WHAT THE TASK REQUIRES: Below are the records; collect from them each line containing the string "values".

(Items from a figure collection)
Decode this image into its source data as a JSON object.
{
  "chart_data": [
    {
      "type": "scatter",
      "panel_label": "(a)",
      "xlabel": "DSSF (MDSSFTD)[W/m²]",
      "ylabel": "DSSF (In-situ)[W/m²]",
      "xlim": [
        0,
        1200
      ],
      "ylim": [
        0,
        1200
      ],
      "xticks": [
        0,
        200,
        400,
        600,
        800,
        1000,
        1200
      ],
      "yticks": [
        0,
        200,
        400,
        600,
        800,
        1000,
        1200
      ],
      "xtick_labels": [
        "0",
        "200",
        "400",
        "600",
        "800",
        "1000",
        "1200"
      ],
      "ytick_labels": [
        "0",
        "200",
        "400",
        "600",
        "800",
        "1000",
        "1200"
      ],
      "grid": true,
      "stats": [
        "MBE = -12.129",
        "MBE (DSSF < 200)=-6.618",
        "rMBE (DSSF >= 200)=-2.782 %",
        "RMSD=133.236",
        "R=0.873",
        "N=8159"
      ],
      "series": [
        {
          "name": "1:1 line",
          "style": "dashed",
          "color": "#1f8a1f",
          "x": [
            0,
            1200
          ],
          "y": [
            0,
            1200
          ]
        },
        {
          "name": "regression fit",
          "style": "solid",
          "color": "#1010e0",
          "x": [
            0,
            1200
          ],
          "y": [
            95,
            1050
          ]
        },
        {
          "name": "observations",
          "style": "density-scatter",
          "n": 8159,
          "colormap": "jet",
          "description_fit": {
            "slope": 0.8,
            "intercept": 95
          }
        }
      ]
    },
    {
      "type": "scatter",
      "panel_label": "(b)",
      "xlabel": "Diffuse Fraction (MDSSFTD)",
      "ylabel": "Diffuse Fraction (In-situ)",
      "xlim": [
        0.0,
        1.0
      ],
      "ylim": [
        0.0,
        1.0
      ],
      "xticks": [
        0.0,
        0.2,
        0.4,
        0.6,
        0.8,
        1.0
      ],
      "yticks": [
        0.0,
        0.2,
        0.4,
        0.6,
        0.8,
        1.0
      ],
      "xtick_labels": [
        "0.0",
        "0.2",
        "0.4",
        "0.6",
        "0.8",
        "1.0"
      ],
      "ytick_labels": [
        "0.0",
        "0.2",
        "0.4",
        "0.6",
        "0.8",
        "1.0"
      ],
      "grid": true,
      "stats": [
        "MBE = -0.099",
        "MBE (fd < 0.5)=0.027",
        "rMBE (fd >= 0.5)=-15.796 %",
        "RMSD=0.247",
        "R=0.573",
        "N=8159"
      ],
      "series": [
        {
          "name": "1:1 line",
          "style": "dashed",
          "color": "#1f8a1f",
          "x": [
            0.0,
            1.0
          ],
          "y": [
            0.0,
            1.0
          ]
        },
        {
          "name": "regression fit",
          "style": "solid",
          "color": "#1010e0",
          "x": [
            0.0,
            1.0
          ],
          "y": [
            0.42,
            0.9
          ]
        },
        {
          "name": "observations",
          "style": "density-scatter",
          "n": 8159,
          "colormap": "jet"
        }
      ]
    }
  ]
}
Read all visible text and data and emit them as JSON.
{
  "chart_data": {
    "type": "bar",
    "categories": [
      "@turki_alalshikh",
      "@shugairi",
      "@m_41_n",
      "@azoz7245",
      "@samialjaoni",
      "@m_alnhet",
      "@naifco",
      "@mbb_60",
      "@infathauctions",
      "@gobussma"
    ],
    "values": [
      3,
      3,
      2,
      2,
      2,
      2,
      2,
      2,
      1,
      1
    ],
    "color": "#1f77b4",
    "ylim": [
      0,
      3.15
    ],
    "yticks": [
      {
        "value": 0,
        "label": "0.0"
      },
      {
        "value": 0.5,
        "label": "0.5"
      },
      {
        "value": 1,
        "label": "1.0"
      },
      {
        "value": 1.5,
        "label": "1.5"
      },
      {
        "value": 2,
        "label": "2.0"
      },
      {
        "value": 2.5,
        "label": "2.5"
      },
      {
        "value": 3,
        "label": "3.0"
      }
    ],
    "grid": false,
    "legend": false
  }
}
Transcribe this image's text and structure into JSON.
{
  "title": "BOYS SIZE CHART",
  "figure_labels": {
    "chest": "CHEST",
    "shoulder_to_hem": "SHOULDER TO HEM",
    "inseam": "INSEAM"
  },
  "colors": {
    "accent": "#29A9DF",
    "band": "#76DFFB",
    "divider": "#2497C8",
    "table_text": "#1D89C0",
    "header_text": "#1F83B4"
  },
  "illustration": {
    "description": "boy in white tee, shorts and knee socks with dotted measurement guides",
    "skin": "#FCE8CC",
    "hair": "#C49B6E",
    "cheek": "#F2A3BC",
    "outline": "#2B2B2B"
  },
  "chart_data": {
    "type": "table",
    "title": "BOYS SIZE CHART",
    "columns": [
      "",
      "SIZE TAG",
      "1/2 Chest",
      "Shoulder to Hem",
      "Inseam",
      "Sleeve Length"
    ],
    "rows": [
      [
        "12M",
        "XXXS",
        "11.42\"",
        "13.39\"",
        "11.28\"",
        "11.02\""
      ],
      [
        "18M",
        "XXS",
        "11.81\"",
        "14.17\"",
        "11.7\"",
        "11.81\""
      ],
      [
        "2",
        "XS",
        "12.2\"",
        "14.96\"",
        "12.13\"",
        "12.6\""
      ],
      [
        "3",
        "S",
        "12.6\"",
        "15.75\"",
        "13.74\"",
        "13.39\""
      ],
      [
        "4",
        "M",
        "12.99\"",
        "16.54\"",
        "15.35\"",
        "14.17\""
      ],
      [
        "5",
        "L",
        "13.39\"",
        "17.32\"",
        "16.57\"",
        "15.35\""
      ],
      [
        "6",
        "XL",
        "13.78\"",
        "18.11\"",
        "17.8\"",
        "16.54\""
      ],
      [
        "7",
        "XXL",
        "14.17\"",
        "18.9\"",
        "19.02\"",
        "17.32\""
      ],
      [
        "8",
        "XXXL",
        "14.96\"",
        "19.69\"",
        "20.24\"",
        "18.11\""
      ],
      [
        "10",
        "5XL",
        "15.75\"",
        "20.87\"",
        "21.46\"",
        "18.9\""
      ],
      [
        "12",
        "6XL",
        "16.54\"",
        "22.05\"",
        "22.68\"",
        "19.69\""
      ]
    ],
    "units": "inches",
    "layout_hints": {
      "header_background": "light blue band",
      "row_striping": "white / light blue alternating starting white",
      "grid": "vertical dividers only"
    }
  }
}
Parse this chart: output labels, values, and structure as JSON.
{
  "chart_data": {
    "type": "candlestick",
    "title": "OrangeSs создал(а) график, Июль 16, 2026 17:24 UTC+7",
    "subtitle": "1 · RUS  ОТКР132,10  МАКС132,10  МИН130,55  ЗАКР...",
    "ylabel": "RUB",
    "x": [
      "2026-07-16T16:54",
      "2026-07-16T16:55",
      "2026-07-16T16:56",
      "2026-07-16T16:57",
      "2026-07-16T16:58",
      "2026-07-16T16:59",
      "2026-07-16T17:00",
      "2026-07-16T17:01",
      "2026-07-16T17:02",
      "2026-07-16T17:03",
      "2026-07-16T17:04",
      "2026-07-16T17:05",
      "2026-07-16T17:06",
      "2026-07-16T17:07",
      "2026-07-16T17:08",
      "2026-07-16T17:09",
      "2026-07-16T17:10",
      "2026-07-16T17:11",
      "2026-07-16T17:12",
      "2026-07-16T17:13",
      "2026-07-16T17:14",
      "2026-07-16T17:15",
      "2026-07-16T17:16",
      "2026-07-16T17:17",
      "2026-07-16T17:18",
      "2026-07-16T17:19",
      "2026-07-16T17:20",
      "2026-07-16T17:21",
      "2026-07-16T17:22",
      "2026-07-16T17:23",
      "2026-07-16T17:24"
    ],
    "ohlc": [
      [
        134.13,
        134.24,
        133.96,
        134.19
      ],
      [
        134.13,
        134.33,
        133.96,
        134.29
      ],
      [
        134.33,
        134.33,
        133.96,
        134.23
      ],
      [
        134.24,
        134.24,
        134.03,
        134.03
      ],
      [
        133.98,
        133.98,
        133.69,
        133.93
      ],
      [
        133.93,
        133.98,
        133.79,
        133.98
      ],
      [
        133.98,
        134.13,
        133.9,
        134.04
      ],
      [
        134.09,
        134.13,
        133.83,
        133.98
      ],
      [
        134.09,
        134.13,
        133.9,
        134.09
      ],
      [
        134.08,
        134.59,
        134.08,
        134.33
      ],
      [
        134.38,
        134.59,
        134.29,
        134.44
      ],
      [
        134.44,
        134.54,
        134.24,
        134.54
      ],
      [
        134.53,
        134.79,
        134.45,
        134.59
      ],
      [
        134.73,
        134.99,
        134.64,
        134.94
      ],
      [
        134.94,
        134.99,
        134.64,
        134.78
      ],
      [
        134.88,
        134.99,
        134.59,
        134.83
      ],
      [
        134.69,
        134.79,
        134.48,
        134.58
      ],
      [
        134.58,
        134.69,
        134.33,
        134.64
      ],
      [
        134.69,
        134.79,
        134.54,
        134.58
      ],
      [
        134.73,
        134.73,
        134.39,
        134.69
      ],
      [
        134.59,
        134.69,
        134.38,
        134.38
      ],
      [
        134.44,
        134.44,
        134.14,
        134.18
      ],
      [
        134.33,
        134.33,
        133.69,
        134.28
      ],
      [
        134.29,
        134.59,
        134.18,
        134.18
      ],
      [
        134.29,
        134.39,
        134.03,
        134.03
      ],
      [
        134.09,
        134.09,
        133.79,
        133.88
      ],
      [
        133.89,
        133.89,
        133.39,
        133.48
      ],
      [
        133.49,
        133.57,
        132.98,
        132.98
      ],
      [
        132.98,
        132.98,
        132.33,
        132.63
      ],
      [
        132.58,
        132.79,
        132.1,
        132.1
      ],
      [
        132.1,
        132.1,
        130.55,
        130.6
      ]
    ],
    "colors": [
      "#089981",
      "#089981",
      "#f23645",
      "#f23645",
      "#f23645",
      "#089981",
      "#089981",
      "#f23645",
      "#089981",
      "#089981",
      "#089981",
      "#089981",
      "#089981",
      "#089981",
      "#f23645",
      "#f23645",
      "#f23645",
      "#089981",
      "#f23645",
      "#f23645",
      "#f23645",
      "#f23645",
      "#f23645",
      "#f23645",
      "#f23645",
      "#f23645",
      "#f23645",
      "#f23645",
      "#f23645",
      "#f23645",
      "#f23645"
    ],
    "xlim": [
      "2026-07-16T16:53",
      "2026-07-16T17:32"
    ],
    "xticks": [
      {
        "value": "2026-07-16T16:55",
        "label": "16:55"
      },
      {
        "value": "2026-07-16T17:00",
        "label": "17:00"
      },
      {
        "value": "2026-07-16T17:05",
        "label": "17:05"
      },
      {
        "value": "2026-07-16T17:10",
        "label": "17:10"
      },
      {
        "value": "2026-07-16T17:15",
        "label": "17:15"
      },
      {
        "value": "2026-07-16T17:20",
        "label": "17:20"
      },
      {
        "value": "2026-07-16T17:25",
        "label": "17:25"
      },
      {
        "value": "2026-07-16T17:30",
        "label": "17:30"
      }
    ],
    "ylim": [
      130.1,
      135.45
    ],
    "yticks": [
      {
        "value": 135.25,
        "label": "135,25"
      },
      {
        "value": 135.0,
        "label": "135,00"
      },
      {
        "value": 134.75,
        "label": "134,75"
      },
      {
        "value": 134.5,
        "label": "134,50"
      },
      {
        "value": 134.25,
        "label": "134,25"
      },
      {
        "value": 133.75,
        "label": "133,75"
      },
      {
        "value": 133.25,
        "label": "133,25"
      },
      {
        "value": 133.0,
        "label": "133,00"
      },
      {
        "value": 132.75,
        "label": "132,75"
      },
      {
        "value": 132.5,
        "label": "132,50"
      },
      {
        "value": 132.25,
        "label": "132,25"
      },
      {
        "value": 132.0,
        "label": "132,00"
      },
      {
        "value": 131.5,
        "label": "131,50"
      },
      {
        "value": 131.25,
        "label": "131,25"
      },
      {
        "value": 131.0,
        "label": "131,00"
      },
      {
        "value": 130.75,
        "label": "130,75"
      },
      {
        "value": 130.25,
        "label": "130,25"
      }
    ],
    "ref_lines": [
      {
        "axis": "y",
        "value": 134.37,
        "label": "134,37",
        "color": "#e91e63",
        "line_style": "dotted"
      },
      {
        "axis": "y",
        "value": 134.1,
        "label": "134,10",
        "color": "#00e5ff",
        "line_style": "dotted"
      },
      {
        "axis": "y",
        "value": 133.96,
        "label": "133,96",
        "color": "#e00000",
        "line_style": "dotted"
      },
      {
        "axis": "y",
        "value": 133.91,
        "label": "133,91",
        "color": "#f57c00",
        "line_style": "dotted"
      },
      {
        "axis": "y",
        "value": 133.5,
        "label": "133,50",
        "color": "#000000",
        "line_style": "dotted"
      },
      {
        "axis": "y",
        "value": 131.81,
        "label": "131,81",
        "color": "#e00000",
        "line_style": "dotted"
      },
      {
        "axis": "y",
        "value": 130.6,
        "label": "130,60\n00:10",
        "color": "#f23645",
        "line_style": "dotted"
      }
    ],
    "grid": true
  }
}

ANSWER TO THE EXERCISE:
    "values": [
Parse this chart: output labels, values, and structure as JSON.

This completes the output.